Task prompt: Below are the records; collect from them each line containing the string "name".

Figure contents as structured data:
□ □ □ □

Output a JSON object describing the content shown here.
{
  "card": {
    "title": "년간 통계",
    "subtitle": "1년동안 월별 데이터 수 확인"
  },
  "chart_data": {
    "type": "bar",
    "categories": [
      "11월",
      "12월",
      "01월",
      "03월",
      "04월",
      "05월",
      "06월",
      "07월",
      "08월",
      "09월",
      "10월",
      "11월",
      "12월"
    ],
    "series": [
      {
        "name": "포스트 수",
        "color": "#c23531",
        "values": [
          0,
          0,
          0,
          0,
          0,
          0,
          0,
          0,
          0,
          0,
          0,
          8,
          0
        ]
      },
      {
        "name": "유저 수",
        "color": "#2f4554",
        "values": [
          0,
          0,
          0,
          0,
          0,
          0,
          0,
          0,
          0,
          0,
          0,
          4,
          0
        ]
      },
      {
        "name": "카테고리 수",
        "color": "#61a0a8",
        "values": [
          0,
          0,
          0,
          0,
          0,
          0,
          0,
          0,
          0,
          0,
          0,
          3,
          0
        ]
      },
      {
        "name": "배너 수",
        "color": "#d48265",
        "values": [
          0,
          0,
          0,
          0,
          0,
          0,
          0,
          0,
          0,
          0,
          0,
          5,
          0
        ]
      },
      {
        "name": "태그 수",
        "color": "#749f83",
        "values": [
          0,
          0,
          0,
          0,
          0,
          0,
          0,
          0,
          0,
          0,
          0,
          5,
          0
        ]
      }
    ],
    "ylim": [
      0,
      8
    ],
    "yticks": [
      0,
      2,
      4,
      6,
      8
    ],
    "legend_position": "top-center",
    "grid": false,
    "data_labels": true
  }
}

□ □ □ □

The result:
        "name": "포스트 수",
        "name": "유저 수",
        "name": "카테고리 수",
        "name": "배너 수",
        "name": "태그 수",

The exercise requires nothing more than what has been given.